Exercise: Your task is to extract every entry that follows word for word while excluding the pictures.

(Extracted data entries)
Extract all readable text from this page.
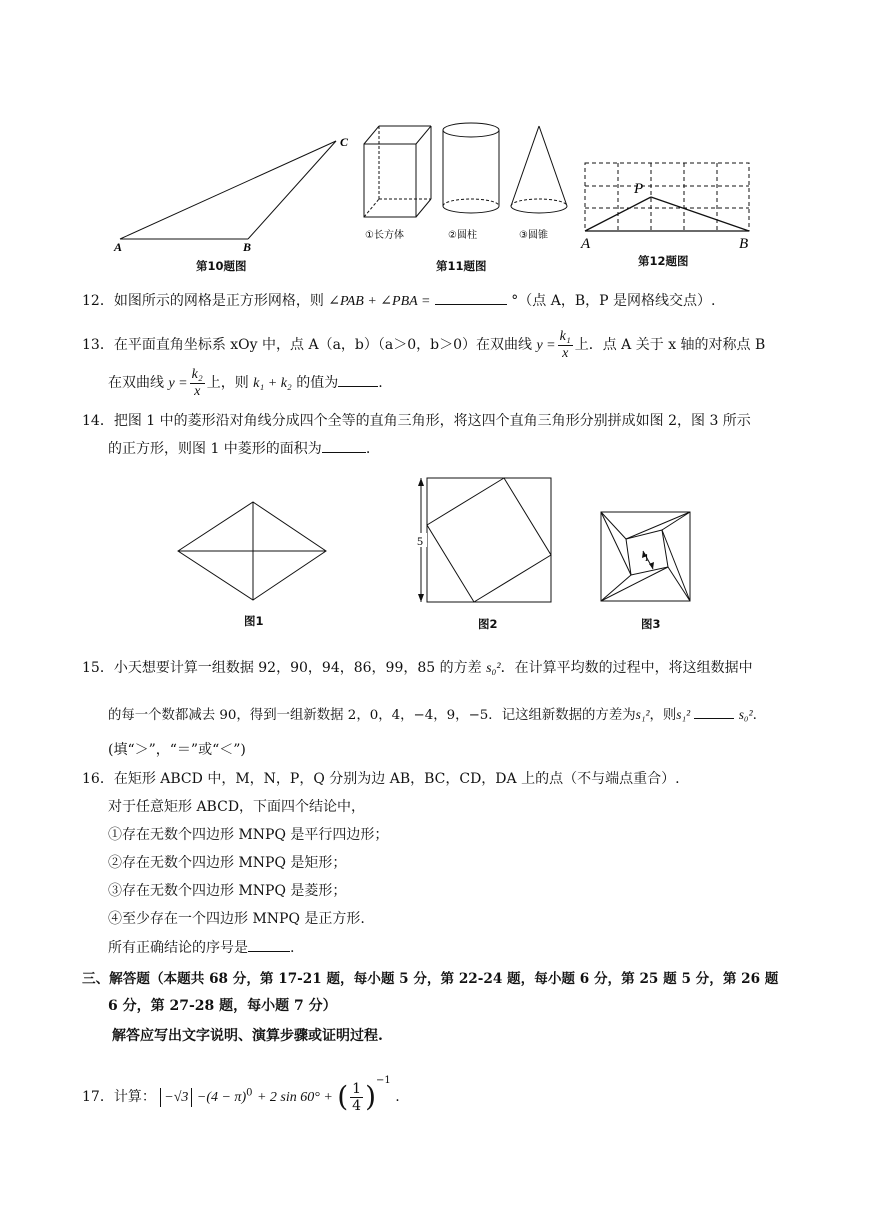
A	B
C
第10题图
①长方体	②圆柱	③圆锥
第11题图
P
A	B
第12题图
12．如图所示的网格是正方形网格，则 ∠PAB + ∠PBA =	°（点 A，B，P 是网格线交点）.
13．在平面直角坐标系 xOy 中，点 A（a，b）（a＞0，b＞0）在双曲线 $y = \frac{\text{k₁}}{x}$ 上．点 A 关于 x 轴的对称点 B
在双曲线 $y = \frac{\text{k₂}}{x}$ 上，则 k₁ + k₂ 的值为	.
14．把图 1 中的菱形沿对角线分成四个全等的直角三角形，将这四个直角三角形分别拼成如图 2，图 3 所示
的正方形，则图 1 中菱形的面积为	.
图1
5
图2
1
图3
15．小天想要计算一组数据 92，90，94，86，99，85 的方差 s₀²．在计算平均数的过程中，将这组数据中
的每一个数都减去 90，得到一组新数据 2，0，4，−4，9，−5．记这组新数据的方差为s₁²，则s₁²	s₀².
(填“＞”，“＝”或“＜”)
16．在矩形 ABCD 中，M，N，P，Q 分别为边 AB，BC，CD，DA 上的点（不与端点重合）.
对于任意矩形 ABCD，下面四个结论中，
①存在无数个四边形 MNPQ 是平行四边形；
②存在无数个四边形 MNPQ 是矩形；
③存在无数个四边形 MNPQ 是菱形；
④至少存在一个四边形 MNPQ 是正方形.
所有正确结论的序号是	.
三、解答题（本题共 68 分，第 17-21 题，每小题 5 分，第 22-24 题，每小题 6 分，第 25 题 5 分，第 26 题
6 分，第 27-28 题，每小题 7 分）
解答应写出文字说明、演算步骤或证明过程.
17．计算： $-√3 -(4 - \pi)^0 + 2$ sin 60° + ( $\frac{1}{4} )^{-1}$ .
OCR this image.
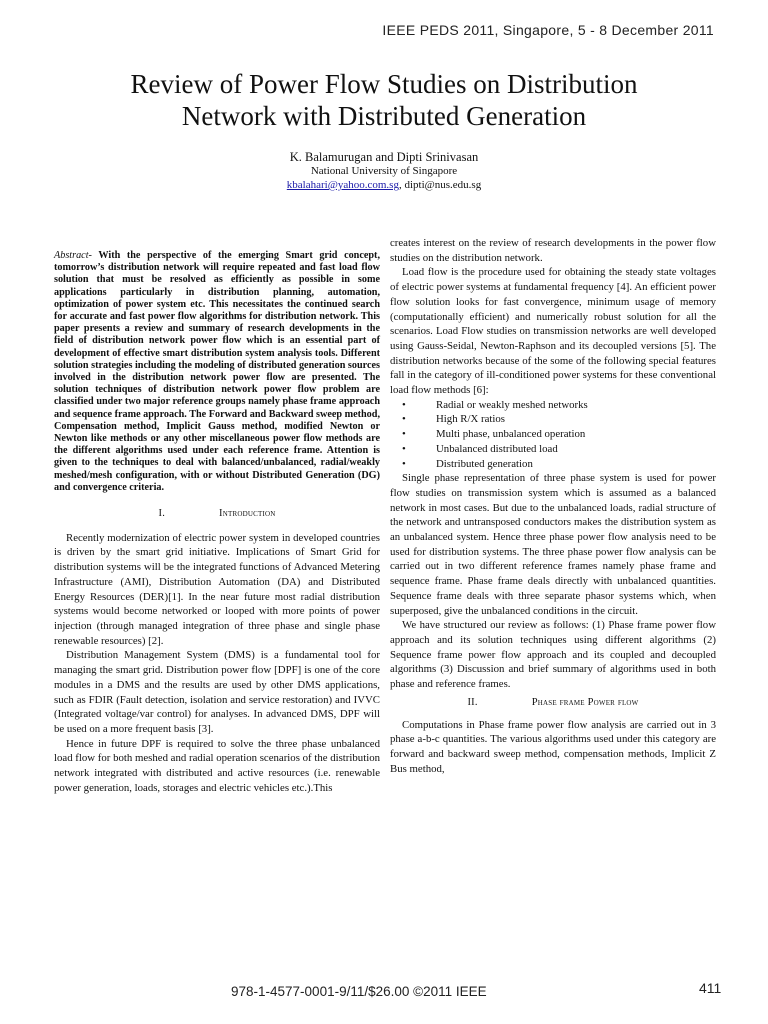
IEEE PEDS 2011, Singapore, 5 - 8 December 2011
Review of Power Flow Studies on Distribution
Network with Distributed Generation
K. Balamurugan and Dipti Srinivasan
National University of Singapore
kbalahari@yahoo.com.sg, dipti@nus.edu.sg

Abstract- With the perspective of the emerging Smart grid concept, tomorrow’s distribution network will require repeated and fast load flow solution that must be resolved as efficiently as possible in some applications particularly in distribution planning, automation, optimization of power system etc. This necessitates the continued search for accurate and fast power flow algorithms for distribution network. This paper presents a review and summary of research developments in the field of distribution network power flow which is an essential part of development of effective smart distribution system analysis tools. Different solution strategies including the modeling of distributed generation sources involved in the distribution network power flow are presented. The solution techniques of distribution network power flow problem are classified under two major reference groups namely phase frame approach and sequence frame approach. The Forward and Backward sweep method, Compensation method, Implicit Gauss method, modified Newton or Newton like methods or any other miscellaneous power flow methods are the different algorithms used under each reference frame. Attention is given to the techniques to deal with balanced/unbalanced, radial/weakly meshed/mesh configuration, with or without Distributed Generation (DG) and convergence criteria.

I.	Introduction

Recently modernization of electric power system in developed countries is driven by the smart grid initiative. Implications of Smart Grid for distribution systems will be the integrated functions of Advanced Metering Infrastructure (AMI), Distribution Automation (DA) and Distributed Energy Resources (DER)[1]. In the near future most radial distribution systems would become networked or looped with more points of power injection (through managed integration of three phase and single phase renewable resources) [2].

Distribution Management System (DMS) is a fundamental tool for managing the smart grid. Distribution power flow [DPF] is one of the core modules in a DMS and the results are used by other DMS applications, such as FDIR (Fault detection, isolation and service restoration) and IVVC (Integrated voltage/var control) for analyses. In advanced DMS, DPF will be used on a more frequent basis [3].

Hence in future DPF is required to solve the three phase unbalanced load flow for both meshed and radial operation scenarios of the distribution network integrated with distributed and active resources (i.e. renewable power generation, loads, storages and electric vehicles etc.).This

creates interest on the review of research developments in the power flow studies on the distribution network.

Load flow is the procedure used for obtaining the steady state voltages of electric power systems at fundamental frequency [4]. An efficient power flow solution looks for fast convergence, minimum usage of memory (computationally efficient) and numerically robust solution for all the scenarios. Load Flow studies on transmission networks are well developed using Gauss-Seidal, Newton-Raphson and its decoupled versions [5]. The distribution networks because of the some of the following special features fall in the category of ill-conditioned power systems for these conventional load flow methods [6]:

•	Radial or weakly meshed networks
•	High R/X ratios
•	Multi phase, unbalanced operation
•	Unbalanced distributed load
•	Distributed generation

Single phase representation of three phase system is used for power flow studies on transmission system which is assumed as a balanced network in most cases. But due to the unbalanced loads, radial structure of the network and untransposed conductors makes the distribution system as an unbalanced system. Hence three phase power flow analysis need to be used for distribution systems. The three phase power flow analysis can be carried out in two different reference frames namely phase frame and sequence frame. Phase frame deals directly with unbalanced quantities. Sequence frame deals with three separate phasor systems which, when superposed, give the unbalanced conditions in the circuit.

We have structured our review as follows: (1) Phase frame power flow approach and its solution techniques using different algorithms (2) Sequence frame power flow approach and its coupled and decoupled algorithms (3) Discussion and brief summary of algorithms used in both phase and reference frames.

II.	Phase frame Power flow

Computations in Phase frame power flow analysis are carried out in 3 phase a-b-c quantities. The various algorithms used under this category are forward and backward sweep method, compensation methods, Implicit Z Bus method,

978-1-4577-0001-9/11/$26.00 ©2011 IEEE	411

Exercise solution:
Extract all readable text from this page.
A	B
C
第10题图
①长方体	②圆柱	③圆锥
第11题图
P
A	B
第12题图
12．如图所示的网格是正方形网格，则 ∠PAB + ∠PBA =	°（点 A，B，P 是网格线交点）.
13．在平面直角坐标系 xOy 中，点 A（a，b）（a＞0，b＞0）在双曲线 $y = \frac{\text{k₁}}{x}$ 上．点 A 关于 x 轴的对称点 B
在双曲线 $y = \frac{\text{k₂}}{x}$ 上，则 k₁ + k₂ 的值为	.
14．把图 1 中的菱形沿对角线分成四个全等的直角三角形，将这四个直角三角形分别拼成如图 2，图 3 所示
的正方形，则图 1 中菱形的面积为	.
图1
5
图2
1
图3
15．小天想要计算一组数据 92，90，94，86，99，85 的方差 s₀²．在计算平均数的过程中，将这组数据中
的每一个数都减去 90，得到一组新数据 2，0，4，−4，9，−5．记这组新数据的方差为s₁²，则s₁²	s₀².
(填“＞”，“＝”或“＜”)
16．在矩形 ABCD 中，M，N，P，Q 分别为边 AB，BC，CD，DA 上的点（不与端点重合）.
对于任意矩形 ABCD，下面四个结论中，
①存在无数个四边形 MNPQ 是平行四边形；
②存在无数个四边形 MNPQ 是矩形；
③存在无数个四边形 MNPQ 是菱形；
④至少存在一个四边形 MNPQ 是正方形.
所有正确结论的序号是	.
三、解答题（本题共 68 分，第 17-21 题，每小题 5 分，第 22-24 题，每小题 6 分，第 25 题 5 分，第 26 题
6 分，第 27-28 题，每小题 7 分）
解答应写出文字说明、演算步骤或证明过程.
17．计算： $-√3 -(4 - \pi)^0 + 2$ sin 60° + ( $\frac{1}{4} )^{-1}$ .
OCR this image.
IEEE PEDS 2011, Singapore, 5 - 8 December 2011
Review of Power Flow Studies on Distribution
Network with Distributed Generation
K. Balamurugan and Dipti Srinivasan
National University of Singapore
kbalahari@yahoo.com.sg, dipti@nus.edu.sg

Abstract- With the perspective of the emerging Smart grid concept, tomorrow’s distribution network will require repeated and fast load flow solution that must be resolved as efficiently as possible in some applications particularly in distribution planning, automation, optimization of power system etc. This necessitates the continued search for accurate and fast power flow algorithms for distribution network. This paper presents a review and summary of research developments in the field of distribution network power flow which is an essential part of development of effective smart distribution system analysis tools. Different solution strategies including the modeling of distributed generation sources involved in the distribution network power flow are presented. The solution techniques of distribution network power flow problem are classified under two major reference groups namely phase frame approach and sequence frame approach. The Forward and Backward sweep method, Compensation method, Implicit Gauss method, modified Newton or Newton like methods or any other miscellaneous power flow methods are the different algorithms used under each reference frame. Attention is given to the techniques to deal with balanced/unbalanced, radial/weakly meshed/mesh configuration, with or without Distributed Generation (DG) and convergence criteria.

I.	Introduction

Recently modernization of electric power system in developed countries is driven by the smart grid initiative. Implications of Smart Grid for distribution systems will be the integrated functions of Advanced Metering Infrastructure (AMI), Distribution Automation (DA) and Distributed Energy Resources (DER)[1]. In the near future most radial distribution systems would become networked or looped with more points of power injection (through managed integration of three phase and single phase renewable resources) [2].

Distribution Management System (DMS) is a fundamental tool for managing the smart grid. Distribution power flow [DPF] is one of the core modules in a DMS and the results are used by other DMS applications, such as FDIR (Fault detection, isolation and service restoration) and IVVC (Integrated voltage/var control) for analyses. In advanced DMS, DPF will be used on a more frequent basis [3].

Hence in future DPF is required to solve the three phase unbalanced load flow for both meshed and radial operation scenarios of the distribution network integrated with distributed and active resources (i.e. renewable power generation, loads, storages and electric vehicles etc.).This

creates interest on the review of research developments in the power flow studies on the distribution network.

Load flow is the procedure used for obtaining the steady state voltages of electric power systems at fundamental frequency [4]. An efficient power flow solution looks for fast convergence, minimum usage of memory (computationally efficient) and numerically robust solution for all the scenarios. Load Flow studies on transmission networks are well developed using Gauss-Seidal, Newton-Raphson and its decoupled versions [5]. The distribution networks because of the some of the following special features fall in the category of ill-conditioned power systems for these conventional load flow methods [6]:

•	Radial or weakly meshed networks
•	High R/X ratios
•	Multi phase, unbalanced operation
•	Unbalanced distributed load
•	Distributed generation

Single phase representation of three phase system is used for power flow studies on transmission system which is assumed as a balanced network in most cases. But due to the unbalanced loads, radial structure of the network and untransposed conductors makes the distribution system as an unbalanced system. Hence three phase power flow analysis need to be used for distribution systems. The three phase power flow analysis can be carried out in two different reference frames namely phase frame and sequence frame. Phase frame deals directly with unbalanced quantities. Sequence frame deals with three separate phasor systems which, when superposed, give the unbalanced conditions in the circuit.

We have structured our review as follows: (1) Phase frame power flow approach and its solution techniques using different algorithms (2) Sequence frame power flow approach and its coupled and decoupled algorithms (3) Discussion and brief summary of algorithms used in both phase and reference frames.

II.	Phase frame Power flow

Computations in Phase frame power flow analysis are carried out in 3 phase a-b-c quantities. The various algorithms used under this category are forward and backward sweep method, compensation methods, Implicit Z Bus method,

978-1-4577-0001-9/11/$26.00 ©2011 IEEE	411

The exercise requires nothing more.